対象の文章:
今朝事務所に出かける途中、Fに似た研究所の娘に、出会ったときの驚き。一瞬わたしは、それがだれだか分からず、ただ、Fに似てはいるけれども、やはりFではないとだけ気がつき、しかしそのうえさらに気づいてみれば、彼女には似ているという以上にFとの関係があり、つまりそれは、わたしが研究所で彼女を見ながら、よくFのことを考えたという関係だった。

自分のもっている最終目標という点からわたし自身を検討してみると、そこからつぎのようなことが明らかになるのです。つまり、わたしは本来よい人間になろうとか、最高の法廷に適応しようとか努めているのではなく、わたしが努めているのはそれとはまったく反対に、人間社会や動物社会全体を概観し、その基本的な偏愛や願望や道徳的な理想などを認識して、それらをかんたんな規定に還元し、その方向にそってわたし自身をできるだけ早く発展させようということであり、その発展の結果、わたしがだれにでもみんなに気に入られるようになり、しかも(ここに飛躍があるのですが)その気に入られた結果としては、わたしがみんなの愛を失うことなく、結局のところは、火焙りにされないただ一人の罪人として、わたしのなかに宿っているいろいろな下劣さを、すべての人の目の前に公然とさらけだしてもかまわないようになる、ということなのです。これを要するに、わたしにとってはただ人間の法廷だけが問題なのであり、しかもこの人間の法廷をわたしは欺こう、ただし、嘘をつくことはしないで欺こうとしているわけです。

課題:
上の文章のうち、「今朝事務所に出かける途中、F」という語句を含むところから始まり「とを考えたという関係だった。」で終わる部分を、一字も変えずにそのまま返してください。

提供データ:
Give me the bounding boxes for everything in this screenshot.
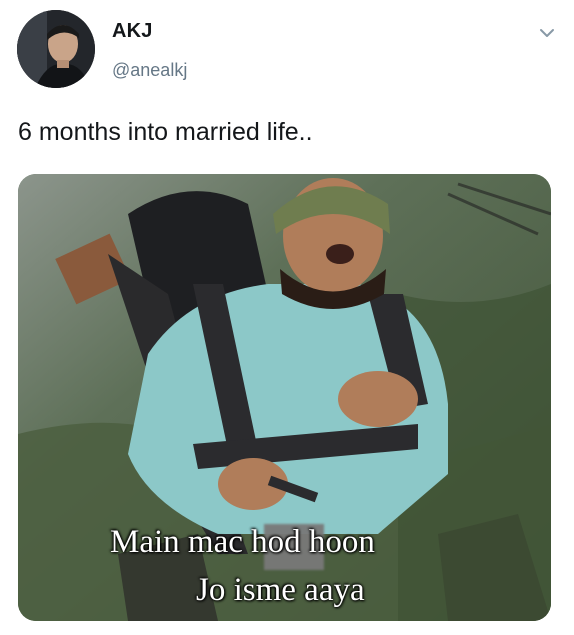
meme-caption-line-1: Main mac hod hoon xyxy=(110,524,375,560)
tweet-text: 6 months into married life.. xyxy=(18,118,313,146)
chevron-down-icon[interactable] xyxy=(536,22,558,44)
author-handle[interactable]: @anealkj xyxy=(112,60,187,81)
tweet-media-image[interactable]: Main mac hod hoon Jo isme aaya xyxy=(18,174,551,621)
avatar[interactable] xyxy=(17,10,95,88)
tweet-card: AKJ @anealkj 6 months into married life.… xyxy=(0,0,574,635)
author-display-name[interactable]: AKJ xyxy=(112,20,153,43)
meme-caption-line-2: Jo isme aaya xyxy=(196,572,365,608)
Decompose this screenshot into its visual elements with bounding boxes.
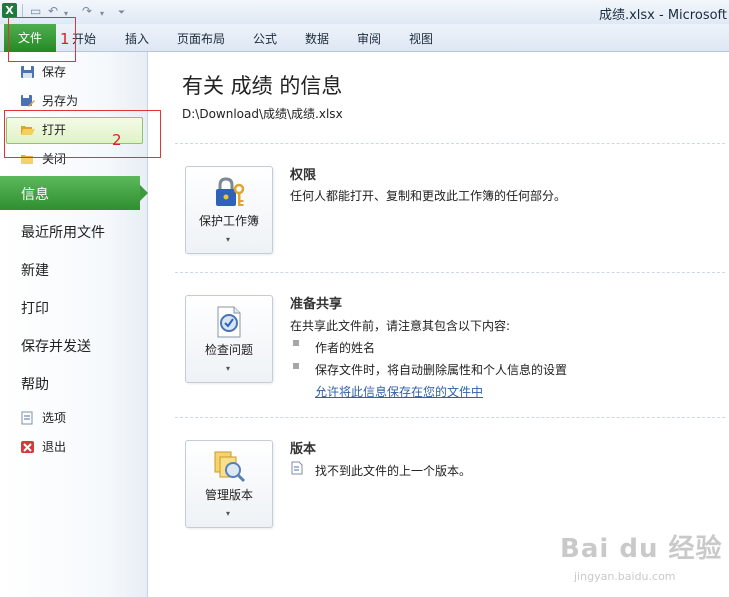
- nav-help[interactable]: 帮助: [21, 374, 49, 394]
- window-title: 成绩.xlsx - Microsoft: [598, 8, 727, 23]
- protect-workbook-button[interactable]: 保护工作簿 ▾: [185, 166, 273, 254]
- exit-label: 退出: [42, 440, 67, 454]
- nav-print[interactable]: 打印: [21, 298, 49, 318]
- tab-view[interactable]: 视图: [409, 30, 433, 47]
- exit-icon: [21, 441, 34, 453]
- title-bar: X ▭ ↶ ▾ ↷ ▾ ⏷ 成绩.xlsx - Microsoft: [0, 0, 729, 24]
- check-issues-label: 检查问题: [204, 343, 253, 357]
- watermark-url: jingyan.baidu.com: [574, 570, 676, 583]
- excel-app-icon[interactable]: X: [2, 3, 17, 18]
- watermark-brand: Bai du 经验: [560, 534, 723, 564]
- versions-text: 找不到此文件的上一个版本。: [315, 464, 472, 478]
- annotation-box-2: [4, 110, 161, 158]
- prepare-sharing-text: 在共享此文件前，请注意其包含以下内容:: [290, 319, 511, 333]
- nav-new[interactable]: 新建: [21, 260, 49, 280]
- lock-key-icon: [216, 177, 245, 206]
- allow-save-info-link[interactable]: 允许将此信息保存在您的文件中: [315, 383, 483, 400]
- annotation-number-2: 2: [112, 131, 122, 149]
- save-label: 保存: [42, 65, 67, 79]
- qat-separator: [22, 4, 23, 18]
- redo-dropdown-icon[interactable]: ▾: [100, 6, 104, 22]
- manage-versions-label: 管理版本: [204, 488, 253, 502]
- file-path: D:\Download\成绩\成绩.xlsx: [182, 107, 343, 121]
- section-divider: [175, 417, 725, 418]
- options-icon: [21, 411, 33, 425]
- tab-insert[interactable]: 插入: [125, 30, 149, 47]
- bullet-marker: [293, 363, 299, 369]
- page-title: 有关 成绩 的信息: [182, 74, 343, 98]
- save-as-icon: [21, 95, 35, 107]
- section-divider: [175, 143, 725, 144]
- manage-versions-button[interactable]: 管理版本 ▾: [185, 440, 273, 528]
- manage-versions-icon: [214, 451, 246, 483]
- nav-info-label: 信息: [21, 187, 49, 203]
- prepare-sharing-heading: 准备共享: [290, 297, 343, 312]
- tab-page-layout[interactable]: 页面布局: [177, 30, 225, 47]
- section-divider: [175, 272, 725, 273]
- customize-qat-icon[interactable]: ⏷: [118, 5, 125, 21]
- inspect-document-icon: [217, 306, 241, 338]
- check-issues-button[interactable]: 检查问题 ▾: [185, 295, 273, 383]
- save-icon: [21, 66, 34, 78]
- protect-workbook-label: 保护工作簿: [198, 214, 259, 228]
- nav-info[interactable]: 信息: [0, 176, 148, 210]
- baidu-jingyan-watermark: Bai du 经验 jingyan.baidu.com: [560, 528, 729, 596]
- versions-heading: 版本: [290, 442, 317, 457]
- chevron-down-icon: ▾: [226, 509, 231, 518]
- ribbon-tab-row: 开始 插入 页面布局 公式 数据 审阅 视图: [0, 24, 729, 52]
- chevron-down-icon: ▾: [226, 235, 231, 244]
- options-label: 选项: [42, 411, 67, 425]
- bullet-marker: [293, 340, 299, 346]
- author-name-item: 作者的姓名: [315, 341, 376, 355]
- tab-review[interactable]: 审阅: [357, 30, 381, 47]
- permissions-text: 任何人都能打开、复制和更改此工作簿的任何部分。: [290, 189, 567, 203]
- permissions-heading: 权限: [290, 168, 317, 183]
- nav-recent[interactable]: 最近所用文件: [21, 222, 105, 242]
- annotation-number-1: 1: [60, 30, 70, 48]
- chevron-down-icon: ▾: [226, 364, 231, 373]
- save-as-label: 另存为: [42, 94, 79, 108]
- redo-icon[interactable]: ↷: [82, 3, 92, 19]
- nav-save-send[interactable]: 保存并发送: [21, 336, 91, 356]
- tab-data[interactable]: 数据: [305, 30, 329, 47]
- version-document-icon: [291, 461, 303, 475]
- auto-remove-item: 保存文件时，将自动删除属性和个人信息的设置: [315, 363, 568, 377]
- tab-formulas[interactable]: 公式: [253, 30, 277, 47]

出力結果:
今朝事務所に出かける途中、Fに似た研究所の娘に、出会ったときの驚き。一瞬わたしは、それがだれだか分からず、ただ、Fに似てはいるけれども、やはりFではないとだけ気がつき、しかしそのうえさらに気づいてみれば、彼女には似ているという以上にFとの関係があり、つまりそれは、わたしが研究所で彼女を見ながら、よくFのことを考えたという関係だった。